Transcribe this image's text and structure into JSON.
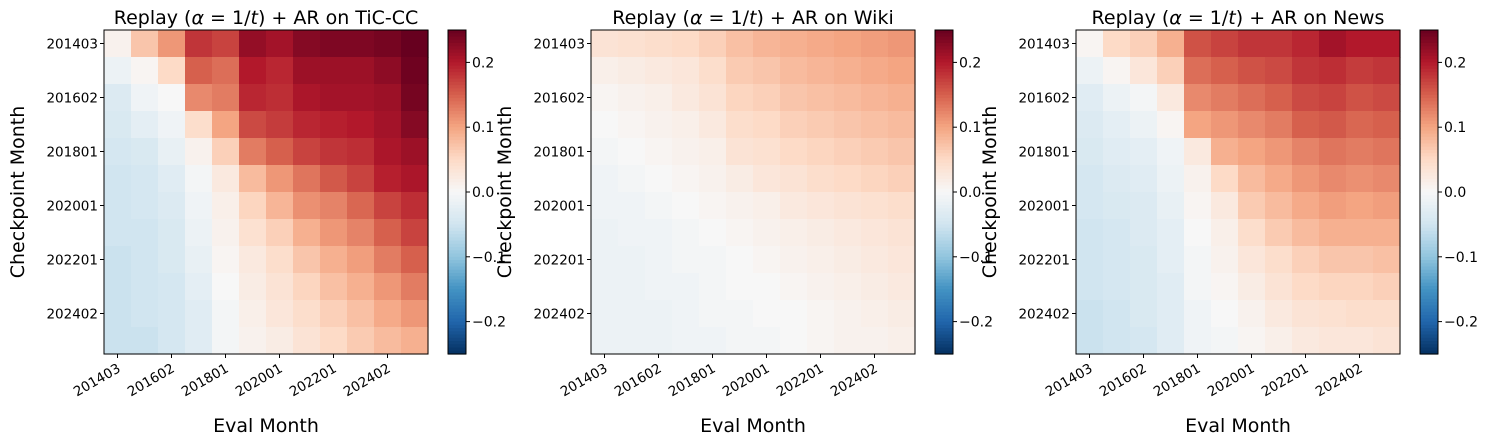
{
  "chart_data": [
    {
      "type": "heatmap",
      "title": "Replay (α = 1/t) + AR on TiC-CC",
      "title_parts": {
        "prefix": "Replay (",
        "alpha": "α",
        "eq": " = 1/",
        "t": "t",
        "suffix": ") + AR on TiC-CC"
      },
      "xlabel": "Eval Month",
      "ylabel": "Checkpoint Month",
      "xtick_labels": [
        "201403",
        "201602",
        "201801",
        "202001",
        "202201",
        "202402"
      ],
      "ytick_labels": [
        "201403",
        "201602",
        "201801",
        "202001",
        "202201",
        "202402"
      ],
      "colorbar_ticks": [
        "0.2",
        "0.1",
        "0.0",
        "−0.1",
        "−0.2"
      ],
      "colorbar_range": [
        -0.25,
        0.25
      ],
      "colormap": "RdBu_r",
      "matrix": [
        [
          0.01,
          0.07,
          0.11,
          0.18,
          0.17,
          0.22,
          0.21,
          0.23,
          0.235,
          0.235,
          0.24,
          0.25
        ],
        [
          -0.015,
          0.005,
          0.05,
          0.15,
          0.14,
          0.2,
          0.19,
          0.215,
          0.215,
          0.215,
          0.225,
          0.245
        ],
        [
          -0.035,
          -0.01,
          0.0,
          0.12,
          0.13,
          0.19,
          0.185,
          0.205,
          0.21,
          0.21,
          0.215,
          0.24
        ],
        [
          -0.04,
          -0.025,
          -0.01,
          0.045,
          0.1,
          0.165,
          0.175,
          0.19,
          0.195,
          0.2,
          0.21,
          0.23
        ],
        [
          -0.045,
          -0.04,
          -0.02,
          0.01,
          0.06,
          0.13,
          0.15,
          0.17,
          0.18,
          0.185,
          0.205,
          0.215
        ],
        [
          -0.05,
          -0.045,
          -0.03,
          -0.005,
          0.025,
          0.08,
          0.11,
          0.135,
          0.155,
          0.17,
          0.195,
          0.205
        ],
        [
          -0.05,
          -0.045,
          -0.035,
          -0.01,
          0.015,
          0.055,
          0.085,
          0.115,
          0.125,
          0.145,
          0.17,
          0.185
        ],
        [
          -0.05,
          -0.05,
          -0.04,
          -0.015,
          0.01,
          0.04,
          0.06,
          0.09,
          0.11,
          0.125,
          0.15,
          0.17
        ],
        [
          -0.055,
          -0.05,
          -0.04,
          -0.02,
          0.005,
          0.025,
          0.045,
          0.07,
          0.09,
          0.105,
          0.13,
          0.15
        ],
        [
          -0.055,
          -0.05,
          -0.045,
          -0.025,
          0.0,
          0.02,
          0.035,
          0.055,
          0.075,
          0.09,
          0.11,
          0.13
        ],
        [
          -0.055,
          -0.05,
          -0.045,
          -0.03,
          -0.005,
          0.015,
          0.03,
          0.045,
          0.06,
          0.075,
          0.095,
          0.11
        ],
        [
          -0.055,
          -0.055,
          -0.045,
          -0.03,
          -0.005,
          0.01,
          0.02,
          0.035,
          0.05,
          0.065,
          0.08,
          0.09
        ]
      ]
    },
    {
      "type": "heatmap",
      "title": "Replay (α = 1/t) + AR on Wiki",
      "title_parts": {
        "prefix": "Replay (",
        "alpha": "α",
        "eq": " = 1/",
        "t": "t",
        "suffix": ") + AR on Wiki"
      },
      "xlabel": "Eval Month",
      "ylabel": "Checkpoint Month",
      "xtick_labels": [
        "201403",
        "201602",
        "201801",
        "202001",
        "202201",
        "202402"
      ],
      "ytick_labels": [
        "201403",
        "201602",
        "201801",
        "202001",
        "202201",
        "202402"
      ],
      "colorbar_ticks": [
        "0.2",
        "0.1",
        "0.0",
        "−0.1",
        "−0.2"
      ],
      "colorbar_range": [
        -0.25,
        0.25
      ],
      "colormap": "RdBu_r",
      "matrix": [
        [
          0.035,
          0.04,
          0.045,
          0.05,
          0.06,
          0.075,
          0.085,
          0.09,
          0.095,
          0.1,
          0.105,
          0.11
        ],
        [
          0.015,
          0.02,
          0.025,
          0.03,
          0.045,
          0.065,
          0.07,
          0.08,
          0.085,
          0.09,
          0.095,
          0.1
        ],
        [
          0.005,
          0.01,
          0.015,
          0.025,
          0.035,
          0.055,
          0.06,
          0.07,
          0.075,
          0.08,
          0.085,
          0.09
        ],
        [
          0.0,
          0.005,
          0.01,
          0.015,
          0.025,
          0.045,
          0.05,
          0.06,
          0.065,
          0.07,
          0.075,
          0.08
        ],
        [
          -0.005,
          0.0,
          0.005,
          0.01,
          0.015,
          0.035,
          0.04,
          0.05,
          0.055,
          0.06,
          0.065,
          0.07
        ],
        [
          -0.01,
          -0.005,
          0.0,
          0.005,
          0.01,
          0.02,
          0.03,
          0.035,
          0.045,
          0.05,
          0.055,
          0.06
        ],
        [
          -0.01,
          -0.01,
          -0.005,
          0.0,
          0.005,
          0.01,
          0.015,
          0.025,
          0.03,
          0.035,
          0.04,
          0.045
        ],
        [
          -0.015,
          -0.01,
          -0.01,
          -0.005,
          0.0,
          0.005,
          0.01,
          0.015,
          0.02,
          0.025,
          0.03,
          0.035
        ],
        [
          -0.015,
          -0.015,
          -0.01,
          -0.005,
          -0.005,
          0.0,
          0.005,
          0.01,
          0.015,
          0.02,
          0.025,
          0.03
        ],
        [
          -0.015,
          -0.015,
          -0.01,
          -0.01,
          -0.005,
          0.0,
          0.0,
          0.005,
          0.01,
          0.015,
          0.02,
          0.025
        ],
        [
          -0.015,
          -0.015,
          -0.015,
          -0.01,
          -0.005,
          -0.005,
          0.0,
          0.0,
          0.005,
          0.01,
          0.015,
          0.02
        ],
        [
          -0.015,
          -0.015,
          -0.015,
          -0.01,
          -0.01,
          -0.005,
          -0.005,
          0.0,
          0.005,
          0.01,
          0.01,
          0.015
        ]
      ]
    },
    {
      "type": "heatmap",
      "title": "Replay (α = 1/t) + AR on News",
      "title_parts": {
        "prefix": "Replay (",
        "alpha": "α",
        "eq": " = 1/",
        "t": "t",
        "suffix": ") + AR on News"
      },
      "xlabel": "Eval Month",
      "ylabel": "Checkpoint Month",
      "xtick_labels": [
        "201403",
        "201602",
        "201801",
        "202001",
        "202201",
        "202402"
      ],
      "ytick_labels": [
        "201403",
        "201602",
        "201801",
        "202001",
        "202201",
        "202402"
      ],
      "colorbar_ticks": [
        "0.2",
        "0.1",
        "0.0",
        "−0.1",
        "−0.2"
      ],
      "colorbar_range": [
        -0.25,
        0.25
      ],
      "colormap": "RdBu_r",
      "matrix": [
        [
          0.005,
          0.05,
          0.06,
          0.09,
          0.16,
          0.17,
          0.18,
          0.18,
          0.19,
          0.21,
          0.2,
          0.2
        ],
        [
          -0.015,
          0.005,
          0.03,
          0.06,
          0.14,
          0.15,
          0.16,
          0.165,
          0.18,
          0.185,
          0.175,
          0.18
        ],
        [
          -0.03,
          -0.015,
          -0.005,
          0.025,
          0.12,
          0.13,
          0.14,
          0.15,
          0.165,
          0.17,
          0.16,
          0.165
        ],
        [
          -0.035,
          -0.025,
          -0.015,
          0.005,
          0.1,
          0.11,
          0.12,
          0.13,
          0.15,
          0.155,
          0.145,
          0.15
        ],
        [
          -0.04,
          -0.03,
          -0.025,
          -0.01,
          0.025,
          0.09,
          0.1,
          0.11,
          0.125,
          0.135,
          0.13,
          0.135
        ],
        [
          -0.045,
          -0.035,
          -0.03,
          -0.015,
          0.01,
          0.05,
          0.08,
          0.095,
          0.11,
          0.12,
          0.115,
          0.12
        ],
        [
          -0.045,
          -0.04,
          -0.035,
          -0.02,
          0.005,
          0.025,
          0.065,
          0.08,
          0.095,
          0.105,
          0.1,
          0.105
        ],
        [
          -0.05,
          -0.045,
          -0.035,
          -0.025,
          0.0,
          0.015,
          0.045,
          0.065,
          0.08,
          0.09,
          0.09,
          0.09
        ],
        [
          -0.05,
          -0.045,
          -0.04,
          -0.025,
          -0.005,
          0.01,
          0.03,
          0.045,
          0.06,
          0.07,
          0.07,
          0.075
        ],
        [
          -0.05,
          -0.045,
          -0.04,
          -0.03,
          -0.005,
          0.005,
          0.02,
          0.035,
          0.05,
          0.055,
          0.055,
          0.06
        ],
        [
          -0.055,
          -0.05,
          -0.04,
          -0.03,
          -0.01,
          0.0,
          0.01,
          0.025,
          0.035,
          0.04,
          0.045,
          0.045
        ],
        [
          -0.055,
          -0.05,
          -0.045,
          -0.03,
          -0.01,
          -0.005,
          0.005,
          0.015,
          0.025,
          0.03,
          0.03,
          0.035
        ]
      ]
    }
  ]
}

Task to complete: Each line of the data that includes the word "Wiki" counts once; report the total and nothing more.

Response: 2